■ **Task to complete**
Track down the lines that contain "houses" and copy them.

■ **Supplied data**
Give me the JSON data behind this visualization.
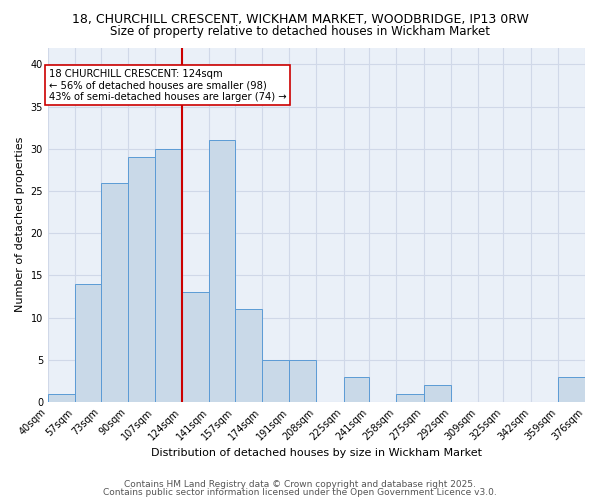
{
  "title_line1": "18, CHURCHILL CRESCENT, WICKHAM MARKET, WOODBRIDGE, IP13 0RW",
  "title_line2": "Size of property relative to detached houses in Wickham Market",
  "xlabel": "Distribution of detached houses by size in Wickham Market",
  "ylabel": "Number of detached properties",
  "bar_color": "#c9d9e8",
  "bar_edge_color": "#5b9bd5",
  "vline_color": "#cc0000",
  "vline_x": 124,
  "annotation_text": "18 CHURCHILL CRESCENT: 124sqm\n← 56% of detached houses are smaller (98)\n43% of semi-detached houses are larger (74) →",
  "annotation_box_edge_color": "#cc0000",
  "bins": [
    40,
    57,
    73,
    90,
    107,
    124,
    141,
    157,
    174,
    191,
    208,
    225,
    241,
    258,
    275,
    292,
    309,
    325,
    342,
    359,
    376
  ],
  "counts": [
    1,
    14,
    26,
    29,
    30,
    13,
    31,
    11,
    5,
    5,
    0,
    3,
    0,
    1,
    2,
    0,
    0,
    0,
    0,
    3
  ],
  "ylim": [
    0,
    42
  ],
  "yticks": [
    0,
    5,
    10,
    15,
    20,
    25,
    30,
    35,
    40
  ],
  "grid_color": "#d0d8e8",
  "bg_color": "#eaf0f8",
  "footer_line1": "Contains HM Land Registry data © Crown copyright and database right 2025.",
  "footer_line2": "Contains public sector information licensed under the Open Government Licence v3.0.",
  "title_fontsize": 9,
  "subtitle_fontsize": 8.5,
  "axis_label_fontsize": 8,
  "tick_label_fontsize": 7,
  "footer_fontsize": 6.5
}
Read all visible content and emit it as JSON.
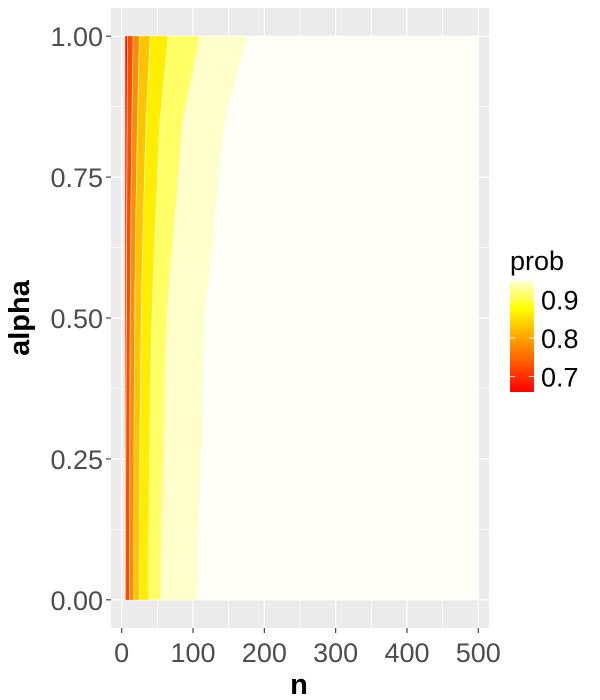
{
  "chart_data": {
    "type": "heatmap",
    "title": "",
    "xlabel": "n",
    "ylabel": "alpha",
    "xlim": [
      -15,
      515
    ],
    "ylim": [
      -0.05,
      1.05
    ],
    "x_ticks": [
      0,
      100,
      200,
      300,
      400,
      500
    ],
    "x_tick_labels": [
      "0",
      "100",
      "200",
      "300",
      "400",
      "500"
    ],
    "y_ticks": [
      0,
      0.25,
      0.5,
      0.75,
      1.0
    ],
    "y_tick_labels": [
      "0.00",
      "0.25",
      "0.50",
      "0.75",
      "1.00"
    ],
    "x_range": [
      5,
      500
    ],
    "y_range": [
      0,
      1
    ],
    "grid": true,
    "legend": {
      "title": "prob",
      "placement": "right",
      "ticks": [
        0.7,
        0.8,
        0.9
      ],
      "tick_labels": [
        "0.7",
        "0.8",
        "0.9"
      ],
      "range": [
        0.66,
        0.95
      ],
      "colors": [
        "#ff0000",
        "#ffff00",
        "#ffffff"
      ]
    },
    "contour_levels": [
      0.7,
      0.75,
      0.8,
      0.85,
      0.9,
      0.95
    ],
    "contours": [
      {
        "level": 0.7,
        "n_at_alpha0": 5,
        "n_at_alpha1": 8
      },
      {
        "level": 0.75,
        "n_at_alpha0": 11,
        "n_at_alpha1": 16
      },
      {
        "level": 0.8,
        "n_at_alpha0": 17,
        "n_at_alpha1": 25
      },
      {
        "level": 0.85,
        "n_at_alpha0": 25,
        "n_at_alpha1": 40
      },
      {
        "level": 0.9,
        "n_at_alpha0": 38,
        "n_at_alpha1": 65
      },
      {
        "level": 0.95,
        "n_at_alpha0": 55,
        "n_at_alpha1": 110
      }
    ]
  }
}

■ **Task result**
  "title_line2": "Size of property relative to detached houses in Wickham Market",
  "xlabel": "Distribution of detached houses by size in Wickham Market",
  "annotation_text": "18 CHURCHILL CRESCENT: 124sqm\n← 56% of detached houses are smaller (98)\n43% of semi-detached houses are larger (74) →",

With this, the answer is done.